**** INPUT FOR THIS TASK ****
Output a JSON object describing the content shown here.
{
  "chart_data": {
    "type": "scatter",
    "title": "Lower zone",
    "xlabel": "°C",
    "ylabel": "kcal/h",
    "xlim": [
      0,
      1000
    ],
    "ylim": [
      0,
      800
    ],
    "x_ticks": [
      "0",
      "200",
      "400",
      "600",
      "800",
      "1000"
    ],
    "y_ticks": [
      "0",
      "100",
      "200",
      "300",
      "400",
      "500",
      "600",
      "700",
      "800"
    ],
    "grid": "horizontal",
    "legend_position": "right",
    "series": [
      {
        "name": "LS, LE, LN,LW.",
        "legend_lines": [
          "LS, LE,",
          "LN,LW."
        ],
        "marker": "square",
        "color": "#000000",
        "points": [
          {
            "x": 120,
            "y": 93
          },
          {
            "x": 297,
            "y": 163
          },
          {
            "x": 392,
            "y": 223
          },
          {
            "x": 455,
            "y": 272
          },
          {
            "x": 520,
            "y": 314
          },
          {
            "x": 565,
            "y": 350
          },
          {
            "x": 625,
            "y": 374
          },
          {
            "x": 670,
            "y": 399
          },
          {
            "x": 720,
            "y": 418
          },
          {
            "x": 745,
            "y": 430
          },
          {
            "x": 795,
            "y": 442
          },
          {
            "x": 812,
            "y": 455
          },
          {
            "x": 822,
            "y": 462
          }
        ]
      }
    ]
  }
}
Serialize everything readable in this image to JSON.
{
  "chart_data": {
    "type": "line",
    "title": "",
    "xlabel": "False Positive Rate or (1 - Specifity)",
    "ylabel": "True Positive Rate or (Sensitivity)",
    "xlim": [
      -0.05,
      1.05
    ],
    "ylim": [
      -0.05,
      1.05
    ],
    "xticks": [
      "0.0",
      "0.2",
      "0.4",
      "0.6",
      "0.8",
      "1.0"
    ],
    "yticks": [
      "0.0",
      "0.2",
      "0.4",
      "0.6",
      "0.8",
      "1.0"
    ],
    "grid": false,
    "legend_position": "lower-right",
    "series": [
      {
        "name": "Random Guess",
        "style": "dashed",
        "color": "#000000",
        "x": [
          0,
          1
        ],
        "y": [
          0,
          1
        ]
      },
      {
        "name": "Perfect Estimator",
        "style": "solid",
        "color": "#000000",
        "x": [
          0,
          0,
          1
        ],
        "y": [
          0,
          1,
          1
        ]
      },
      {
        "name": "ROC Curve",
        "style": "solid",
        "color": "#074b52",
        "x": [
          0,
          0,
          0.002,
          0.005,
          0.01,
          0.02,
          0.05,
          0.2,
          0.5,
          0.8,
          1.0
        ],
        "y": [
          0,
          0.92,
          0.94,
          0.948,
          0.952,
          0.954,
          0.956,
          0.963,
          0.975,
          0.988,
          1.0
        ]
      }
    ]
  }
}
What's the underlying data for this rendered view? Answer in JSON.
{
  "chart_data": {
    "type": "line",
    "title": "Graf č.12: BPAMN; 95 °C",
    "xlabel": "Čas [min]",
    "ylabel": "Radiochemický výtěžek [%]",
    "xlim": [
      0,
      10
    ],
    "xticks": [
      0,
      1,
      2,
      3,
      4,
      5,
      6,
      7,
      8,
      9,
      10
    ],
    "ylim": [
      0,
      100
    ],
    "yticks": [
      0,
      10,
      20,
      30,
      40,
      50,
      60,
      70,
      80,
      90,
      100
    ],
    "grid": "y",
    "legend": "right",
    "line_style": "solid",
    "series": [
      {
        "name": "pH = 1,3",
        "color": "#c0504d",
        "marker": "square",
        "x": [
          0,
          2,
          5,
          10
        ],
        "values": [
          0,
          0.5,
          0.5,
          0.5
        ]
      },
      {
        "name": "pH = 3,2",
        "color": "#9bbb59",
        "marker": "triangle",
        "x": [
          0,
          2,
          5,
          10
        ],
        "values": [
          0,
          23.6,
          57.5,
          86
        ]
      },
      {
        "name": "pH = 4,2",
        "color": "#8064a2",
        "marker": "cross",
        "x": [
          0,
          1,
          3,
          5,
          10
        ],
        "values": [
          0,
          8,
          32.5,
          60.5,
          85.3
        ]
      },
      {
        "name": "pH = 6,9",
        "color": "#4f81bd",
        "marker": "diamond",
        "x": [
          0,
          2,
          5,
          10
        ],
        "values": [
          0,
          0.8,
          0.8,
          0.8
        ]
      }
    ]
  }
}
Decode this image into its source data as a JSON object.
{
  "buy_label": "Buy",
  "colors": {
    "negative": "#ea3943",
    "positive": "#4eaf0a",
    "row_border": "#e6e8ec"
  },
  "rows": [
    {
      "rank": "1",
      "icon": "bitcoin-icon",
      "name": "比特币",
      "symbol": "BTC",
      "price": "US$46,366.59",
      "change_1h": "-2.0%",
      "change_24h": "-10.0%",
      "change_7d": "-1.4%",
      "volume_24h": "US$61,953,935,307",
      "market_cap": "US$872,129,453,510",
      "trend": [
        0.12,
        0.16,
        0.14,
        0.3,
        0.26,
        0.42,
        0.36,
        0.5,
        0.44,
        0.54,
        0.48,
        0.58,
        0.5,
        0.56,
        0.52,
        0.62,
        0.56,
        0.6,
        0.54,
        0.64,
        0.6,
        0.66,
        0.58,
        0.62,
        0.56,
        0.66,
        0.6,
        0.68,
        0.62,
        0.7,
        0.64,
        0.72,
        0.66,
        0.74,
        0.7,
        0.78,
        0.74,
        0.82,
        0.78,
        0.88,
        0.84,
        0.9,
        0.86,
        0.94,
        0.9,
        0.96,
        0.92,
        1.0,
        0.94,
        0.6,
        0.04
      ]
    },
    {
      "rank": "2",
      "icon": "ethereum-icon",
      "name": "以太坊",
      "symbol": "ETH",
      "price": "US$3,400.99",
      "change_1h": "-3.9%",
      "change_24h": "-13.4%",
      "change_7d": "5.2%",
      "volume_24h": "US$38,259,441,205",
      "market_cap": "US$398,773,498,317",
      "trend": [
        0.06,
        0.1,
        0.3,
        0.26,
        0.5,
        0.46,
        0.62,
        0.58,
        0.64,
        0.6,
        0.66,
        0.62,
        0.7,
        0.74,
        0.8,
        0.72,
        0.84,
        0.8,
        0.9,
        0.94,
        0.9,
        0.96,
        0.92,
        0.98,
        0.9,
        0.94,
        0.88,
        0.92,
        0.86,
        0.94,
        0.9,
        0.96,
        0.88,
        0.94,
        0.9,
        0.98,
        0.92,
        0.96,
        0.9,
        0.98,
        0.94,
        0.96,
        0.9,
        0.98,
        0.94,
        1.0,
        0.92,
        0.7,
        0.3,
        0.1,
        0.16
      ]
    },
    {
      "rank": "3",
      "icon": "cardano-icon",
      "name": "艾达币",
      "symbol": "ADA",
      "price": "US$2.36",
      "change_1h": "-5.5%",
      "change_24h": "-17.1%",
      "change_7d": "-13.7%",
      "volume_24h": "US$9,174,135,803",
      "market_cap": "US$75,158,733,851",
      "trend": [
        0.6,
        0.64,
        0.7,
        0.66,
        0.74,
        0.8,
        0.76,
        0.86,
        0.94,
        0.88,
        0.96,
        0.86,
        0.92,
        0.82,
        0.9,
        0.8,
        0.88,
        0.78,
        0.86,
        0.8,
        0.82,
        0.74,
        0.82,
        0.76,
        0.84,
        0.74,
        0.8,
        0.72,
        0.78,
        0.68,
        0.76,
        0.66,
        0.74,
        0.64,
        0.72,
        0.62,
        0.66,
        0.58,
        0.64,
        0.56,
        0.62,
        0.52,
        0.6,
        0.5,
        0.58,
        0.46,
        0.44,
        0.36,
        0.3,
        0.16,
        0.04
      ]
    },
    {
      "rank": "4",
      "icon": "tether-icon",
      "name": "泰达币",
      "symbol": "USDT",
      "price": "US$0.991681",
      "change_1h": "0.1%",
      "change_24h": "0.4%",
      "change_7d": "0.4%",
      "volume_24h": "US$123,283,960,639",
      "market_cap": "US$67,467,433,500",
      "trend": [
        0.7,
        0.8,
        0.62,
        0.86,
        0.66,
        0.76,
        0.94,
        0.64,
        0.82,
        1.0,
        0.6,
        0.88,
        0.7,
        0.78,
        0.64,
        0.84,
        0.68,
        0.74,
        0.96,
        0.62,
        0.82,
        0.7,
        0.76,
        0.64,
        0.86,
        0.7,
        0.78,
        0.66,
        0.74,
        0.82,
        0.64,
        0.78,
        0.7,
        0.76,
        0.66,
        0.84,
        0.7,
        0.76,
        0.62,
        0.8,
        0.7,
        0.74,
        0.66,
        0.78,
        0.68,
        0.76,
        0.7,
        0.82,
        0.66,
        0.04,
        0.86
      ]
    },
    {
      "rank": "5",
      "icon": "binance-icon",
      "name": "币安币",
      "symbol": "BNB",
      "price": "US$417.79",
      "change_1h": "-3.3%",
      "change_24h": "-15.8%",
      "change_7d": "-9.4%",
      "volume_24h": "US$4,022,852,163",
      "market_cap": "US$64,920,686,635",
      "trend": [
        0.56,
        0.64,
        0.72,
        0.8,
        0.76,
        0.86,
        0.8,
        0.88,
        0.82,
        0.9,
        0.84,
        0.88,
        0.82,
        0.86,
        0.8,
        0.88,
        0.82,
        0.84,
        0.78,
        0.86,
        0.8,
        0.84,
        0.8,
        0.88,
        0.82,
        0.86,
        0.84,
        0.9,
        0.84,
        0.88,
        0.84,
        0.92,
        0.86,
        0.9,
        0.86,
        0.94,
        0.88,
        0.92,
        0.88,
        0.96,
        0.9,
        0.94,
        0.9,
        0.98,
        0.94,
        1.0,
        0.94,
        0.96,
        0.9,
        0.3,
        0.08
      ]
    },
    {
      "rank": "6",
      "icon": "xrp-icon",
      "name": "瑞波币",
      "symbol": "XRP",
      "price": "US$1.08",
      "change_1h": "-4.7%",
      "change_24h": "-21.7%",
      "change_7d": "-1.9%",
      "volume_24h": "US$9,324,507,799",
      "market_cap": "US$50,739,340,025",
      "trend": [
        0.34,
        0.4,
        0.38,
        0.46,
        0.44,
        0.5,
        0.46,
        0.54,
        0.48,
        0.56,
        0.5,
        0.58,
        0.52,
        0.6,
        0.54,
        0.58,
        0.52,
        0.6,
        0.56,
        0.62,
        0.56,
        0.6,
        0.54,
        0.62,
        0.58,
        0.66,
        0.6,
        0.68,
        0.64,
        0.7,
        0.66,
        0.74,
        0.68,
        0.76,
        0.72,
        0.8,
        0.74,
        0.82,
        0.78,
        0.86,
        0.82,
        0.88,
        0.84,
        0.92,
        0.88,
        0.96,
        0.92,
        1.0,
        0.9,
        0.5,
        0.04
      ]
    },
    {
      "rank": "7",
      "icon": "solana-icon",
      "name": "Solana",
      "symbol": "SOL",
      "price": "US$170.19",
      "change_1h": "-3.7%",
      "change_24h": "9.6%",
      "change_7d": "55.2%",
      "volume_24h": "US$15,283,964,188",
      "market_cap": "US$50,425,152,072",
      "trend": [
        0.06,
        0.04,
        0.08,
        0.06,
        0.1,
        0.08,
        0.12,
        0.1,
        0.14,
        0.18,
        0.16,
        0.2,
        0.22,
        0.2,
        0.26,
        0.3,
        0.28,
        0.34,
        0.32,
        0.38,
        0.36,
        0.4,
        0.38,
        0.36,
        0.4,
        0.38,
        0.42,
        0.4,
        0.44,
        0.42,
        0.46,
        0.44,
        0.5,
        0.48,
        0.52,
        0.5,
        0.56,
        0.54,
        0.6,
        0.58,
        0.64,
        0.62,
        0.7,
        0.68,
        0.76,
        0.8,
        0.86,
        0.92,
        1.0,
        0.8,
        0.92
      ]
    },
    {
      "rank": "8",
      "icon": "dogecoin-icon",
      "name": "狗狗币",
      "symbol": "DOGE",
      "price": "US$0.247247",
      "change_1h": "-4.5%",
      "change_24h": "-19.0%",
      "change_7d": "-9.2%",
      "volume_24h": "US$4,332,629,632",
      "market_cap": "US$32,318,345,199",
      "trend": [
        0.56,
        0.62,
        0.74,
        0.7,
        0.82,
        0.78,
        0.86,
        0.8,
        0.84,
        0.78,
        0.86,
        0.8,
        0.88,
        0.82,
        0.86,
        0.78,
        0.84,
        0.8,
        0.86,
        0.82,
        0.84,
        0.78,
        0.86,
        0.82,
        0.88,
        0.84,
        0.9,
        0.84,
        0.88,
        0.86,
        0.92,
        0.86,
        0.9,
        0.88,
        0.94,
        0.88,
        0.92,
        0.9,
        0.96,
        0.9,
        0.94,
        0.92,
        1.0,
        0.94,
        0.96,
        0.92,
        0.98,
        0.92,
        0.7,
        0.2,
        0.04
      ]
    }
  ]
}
****
§ **GIVEN EXERCISE**
Copy each line containing the word "rank" from the data.

§ **RESULT OF THIS EXERCISE**
      "rank": "1",
      "rank": "2",
      "rank": "3",
      "rank": "4",
      "rank": "5",
      "rank": "6",
      "rank": "7",
      "rank": "8",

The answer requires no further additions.